Can you give these records again with every "data-label" renamed to "value-label" and all else left unchanged?

** Begin **

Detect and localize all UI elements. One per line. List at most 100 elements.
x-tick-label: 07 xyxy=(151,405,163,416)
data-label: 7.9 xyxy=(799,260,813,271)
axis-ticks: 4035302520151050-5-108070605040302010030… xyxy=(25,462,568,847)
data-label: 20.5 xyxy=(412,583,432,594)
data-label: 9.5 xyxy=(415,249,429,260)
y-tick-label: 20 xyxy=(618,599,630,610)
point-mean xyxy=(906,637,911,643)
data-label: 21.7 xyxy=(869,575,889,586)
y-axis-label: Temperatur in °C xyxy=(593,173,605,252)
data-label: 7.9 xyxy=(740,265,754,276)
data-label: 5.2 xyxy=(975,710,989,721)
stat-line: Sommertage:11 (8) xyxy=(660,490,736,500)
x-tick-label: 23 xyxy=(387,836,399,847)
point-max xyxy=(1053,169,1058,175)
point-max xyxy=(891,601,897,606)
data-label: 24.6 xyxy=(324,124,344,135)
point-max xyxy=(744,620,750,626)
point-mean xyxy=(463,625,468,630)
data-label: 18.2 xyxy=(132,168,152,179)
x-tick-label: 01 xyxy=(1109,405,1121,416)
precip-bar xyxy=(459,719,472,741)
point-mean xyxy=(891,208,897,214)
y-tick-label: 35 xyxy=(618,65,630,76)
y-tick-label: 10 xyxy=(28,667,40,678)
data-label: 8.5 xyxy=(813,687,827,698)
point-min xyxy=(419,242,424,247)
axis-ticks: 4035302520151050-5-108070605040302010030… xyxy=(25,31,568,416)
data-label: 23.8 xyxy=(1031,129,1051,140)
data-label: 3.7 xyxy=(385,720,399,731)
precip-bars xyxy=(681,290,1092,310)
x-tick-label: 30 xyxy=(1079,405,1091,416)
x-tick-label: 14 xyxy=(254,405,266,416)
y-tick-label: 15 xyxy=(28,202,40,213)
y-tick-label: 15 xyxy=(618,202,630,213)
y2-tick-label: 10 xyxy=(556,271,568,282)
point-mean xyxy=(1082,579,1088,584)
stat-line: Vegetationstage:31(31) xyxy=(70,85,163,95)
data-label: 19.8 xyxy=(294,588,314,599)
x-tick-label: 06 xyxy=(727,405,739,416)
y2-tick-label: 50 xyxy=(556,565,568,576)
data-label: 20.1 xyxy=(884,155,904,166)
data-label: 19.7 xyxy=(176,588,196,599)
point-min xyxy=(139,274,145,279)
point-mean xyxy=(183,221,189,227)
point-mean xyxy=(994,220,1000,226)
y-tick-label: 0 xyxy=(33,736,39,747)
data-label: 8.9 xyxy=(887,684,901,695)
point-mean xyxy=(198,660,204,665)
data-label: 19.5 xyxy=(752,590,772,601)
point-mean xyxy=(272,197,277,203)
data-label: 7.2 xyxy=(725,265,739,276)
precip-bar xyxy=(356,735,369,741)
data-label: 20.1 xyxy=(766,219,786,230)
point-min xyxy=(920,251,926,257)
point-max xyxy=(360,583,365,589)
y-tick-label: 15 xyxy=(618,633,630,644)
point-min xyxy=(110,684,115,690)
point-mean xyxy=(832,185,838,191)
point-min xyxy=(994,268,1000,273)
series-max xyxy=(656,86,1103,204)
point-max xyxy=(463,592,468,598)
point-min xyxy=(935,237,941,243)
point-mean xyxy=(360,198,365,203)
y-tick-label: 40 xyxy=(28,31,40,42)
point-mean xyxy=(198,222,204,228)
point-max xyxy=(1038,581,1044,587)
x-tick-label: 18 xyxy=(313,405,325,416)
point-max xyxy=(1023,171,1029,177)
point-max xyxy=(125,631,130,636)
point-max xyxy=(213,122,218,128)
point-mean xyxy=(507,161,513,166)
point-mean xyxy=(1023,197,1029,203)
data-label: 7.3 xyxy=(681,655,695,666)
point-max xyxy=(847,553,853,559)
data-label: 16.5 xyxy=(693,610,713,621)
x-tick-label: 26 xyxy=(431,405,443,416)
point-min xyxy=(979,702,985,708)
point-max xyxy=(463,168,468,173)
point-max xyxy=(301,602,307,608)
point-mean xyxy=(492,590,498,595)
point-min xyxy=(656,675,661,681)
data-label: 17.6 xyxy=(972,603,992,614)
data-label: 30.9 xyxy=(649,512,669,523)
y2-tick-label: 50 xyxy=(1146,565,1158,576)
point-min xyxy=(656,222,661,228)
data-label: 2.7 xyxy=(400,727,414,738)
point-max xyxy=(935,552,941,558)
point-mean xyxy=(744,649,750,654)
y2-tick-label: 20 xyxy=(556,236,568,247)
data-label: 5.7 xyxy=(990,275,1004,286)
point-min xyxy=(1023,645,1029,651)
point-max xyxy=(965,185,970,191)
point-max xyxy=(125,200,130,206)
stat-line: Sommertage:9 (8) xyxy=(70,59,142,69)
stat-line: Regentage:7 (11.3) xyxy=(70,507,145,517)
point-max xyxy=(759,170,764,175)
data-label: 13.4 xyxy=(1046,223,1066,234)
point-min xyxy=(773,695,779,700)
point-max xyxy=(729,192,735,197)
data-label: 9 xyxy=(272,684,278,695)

** End **

● RESULT OF THE TASK:
Detect and localize all UI elements. One per line. List at most 100 elements.
x-tick-label: 07 xyxy=(151,405,163,416)
value-label: 7.9 xyxy=(799,260,813,271)
axis-ticks: 4035302520151050-5-108070605040302010030… xyxy=(25,462,568,847)
value-label: 20.5 xyxy=(412,583,432,594)
value-label: 9.5 xyxy=(415,249,429,260)
y-tick-label: 20 xyxy=(618,599,630,610)
point-mean xyxy=(906,637,911,643)
value-label: 21.7 xyxy=(869,575,889,586)
y-axis-label: Temperatur in °C xyxy=(593,173,605,252)
value-label: 7.9 xyxy=(740,265,754,276)
value-label: 5.2 xyxy=(975,710,989,721)
stat-line: Sommertage:11 (8) xyxy=(660,490,736,500)
x-tick-label: 23 xyxy=(387,836,399,847)
point-max xyxy=(1053,169,1058,175)
point-max xyxy=(891,601,897,606)
value-label: 24.6 xyxy=(324,124,344,135)
point-max xyxy=(744,620,750,626)
point-mean xyxy=(463,625,468,630)
value-label: 18.2 xyxy=(132,168,152,179)
x-tick-label: 01 xyxy=(1109,405,1121,416)
precip-bar xyxy=(459,719,472,741)
point-mean xyxy=(891,208,897,214)
y-tick-label: 35 xyxy=(618,65,630,76)
y-tick-label: 10 xyxy=(28,667,40,678)
value-label: 8.5 xyxy=(813,687,827,698)
point-min xyxy=(419,242,424,247)
axis-ticks: 4035302520151050-5-108070605040302010030… xyxy=(25,31,568,416)
value-label: 23.8 xyxy=(1031,129,1051,140)
value-label: 3.7 xyxy=(385,720,399,731)
precip-bars xyxy=(681,290,1092,310)
x-tick-label: 30 xyxy=(1079,405,1091,416)
x-tick-label: 14 xyxy=(254,405,266,416)
y-tick-label: 15 xyxy=(28,202,40,213)
y-tick-label: 15 xyxy=(618,202,630,213)
y2-tick-label: 10 xyxy=(556,271,568,282)
point-mean xyxy=(1082,579,1088,584)
stat-line: Vegetationstage:31(31) xyxy=(70,85,163,95)
value-label: 19.8 xyxy=(294,588,314,599)
x-tick-label: 06 xyxy=(727,405,739,416)
y2-tick-label: 50 xyxy=(556,565,568,576)
value-label: 20.1 xyxy=(884,155,904,166)
value-label: 19.7 xyxy=(176,588,196,599)
point-min xyxy=(139,274,145,279)
point-mean xyxy=(183,221,189,227)
point-mean xyxy=(994,220,1000,226)
y-tick-label: 0 xyxy=(33,736,39,747)
value-label: 8.9 xyxy=(887,684,901,695)
point-mean xyxy=(198,660,204,665)
value-label: 19.5 xyxy=(752,590,772,601)
point-mean xyxy=(272,197,277,203)
value-label: 7.2 xyxy=(725,265,739,276)
precip-bar xyxy=(356,735,369,741)
value-label: 20.1 xyxy=(766,219,786,230)
point-min xyxy=(920,251,926,257)
point-max xyxy=(360,583,365,589)
y-tick-label: 15 xyxy=(618,633,630,644)
point-min xyxy=(110,684,115,690)
point-mean xyxy=(832,185,838,191)
point-min xyxy=(994,268,1000,273)
series-max xyxy=(656,86,1103,204)
point-max xyxy=(463,592,468,598)
point-min xyxy=(935,237,941,243)
point-mean xyxy=(360,198,365,203)
y-tick-label: 40 xyxy=(28,31,40,42)
point-mean xyxy=(198,222,204,228)
point-max xyxy=(1038,581,1044,587)
x-tick-label: 18 xyxy=(313,405,325,416)
point-max xyxy=(1023,171,1029,177)
point-max xyxy=(125,631,130,636)
point-max xyxy=(213,122,218,128)
point-mean xyxy=(507,161,513,166)
point-mean xyxy=(1023,197,1029,203)
value-label: 7.3 xyxy=(681,655,695,666)
point-max xyxy=(847,553,853,559)
value-label: 16.5 xyxy=(693,610,713,621)
x-tick-label: 26 xyxy=(431,405,443,416)
point-min xyxy=(979,702,985,708)
point-max xyxy=(463,168,468,173)
point-max xyxy=(301,602,307,608)
point-mean xyxy=(492,590,498,595)
point-min xyxy=(656,675,661,681)
value-label: 17.6 xyxy=(972,603,992,614)
value-label: 30.9 xyxy=(649,512,669,523)
y2-tick-label: 50 xyxy=(1146,565,1158,576)
point-min xyxy=(656,222,661,228)
value-label: 2.7 xyxy=(400,727,414,738)
point-max xyxy=(935,552,941,558)
point-mean xyxy=(744,649,750,654)
y2-tick-label: 20 xyxy=(556,236,568,247)
value-label: 5.7 xyxy=(990,275,1004,286)
point-min xyxy=(1023,645,1029,651)
point-max xyxy=(965,185,970,191)
point-max xyxy=(125,200,130,206)
stat-line: Sommertage:9 (8) xyxy=(70,59,142,69)
stat-line: Regentage:7 (11.3) xyxy=(70,507,145,517)
point-max xyxy=(759,170,764,175)
value-label: 13.4 xyxy=(1046,223,1066,234)
point-min xyxy=(773,695,779,700)
point-max xyxy=(729,192,735,197)
value-label: 9 xyxy=(272,684,278,695)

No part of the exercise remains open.